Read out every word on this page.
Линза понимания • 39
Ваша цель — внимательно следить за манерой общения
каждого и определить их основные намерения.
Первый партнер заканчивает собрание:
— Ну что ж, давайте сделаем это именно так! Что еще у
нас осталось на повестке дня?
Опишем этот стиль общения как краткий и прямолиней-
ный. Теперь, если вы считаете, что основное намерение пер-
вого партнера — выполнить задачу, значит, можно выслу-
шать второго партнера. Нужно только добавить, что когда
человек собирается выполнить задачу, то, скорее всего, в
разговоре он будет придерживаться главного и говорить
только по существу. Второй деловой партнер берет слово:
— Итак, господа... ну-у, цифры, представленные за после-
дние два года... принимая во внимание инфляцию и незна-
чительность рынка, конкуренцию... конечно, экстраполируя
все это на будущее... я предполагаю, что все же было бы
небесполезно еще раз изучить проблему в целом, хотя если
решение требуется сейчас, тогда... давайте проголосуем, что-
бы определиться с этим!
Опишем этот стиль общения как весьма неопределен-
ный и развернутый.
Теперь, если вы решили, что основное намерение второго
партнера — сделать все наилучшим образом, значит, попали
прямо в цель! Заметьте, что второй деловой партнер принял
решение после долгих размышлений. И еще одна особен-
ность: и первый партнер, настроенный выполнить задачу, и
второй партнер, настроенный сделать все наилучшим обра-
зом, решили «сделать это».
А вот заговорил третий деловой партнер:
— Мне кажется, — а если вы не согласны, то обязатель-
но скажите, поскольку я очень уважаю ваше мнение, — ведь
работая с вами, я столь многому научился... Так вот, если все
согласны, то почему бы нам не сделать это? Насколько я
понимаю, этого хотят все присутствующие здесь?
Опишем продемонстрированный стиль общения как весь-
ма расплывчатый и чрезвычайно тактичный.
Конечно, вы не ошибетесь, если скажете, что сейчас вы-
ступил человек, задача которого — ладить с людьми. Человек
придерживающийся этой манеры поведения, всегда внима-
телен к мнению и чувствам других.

**What is needed:** Your answer should be one number: how many lines in the material above contain the string "этот".

**Correct answer:** 2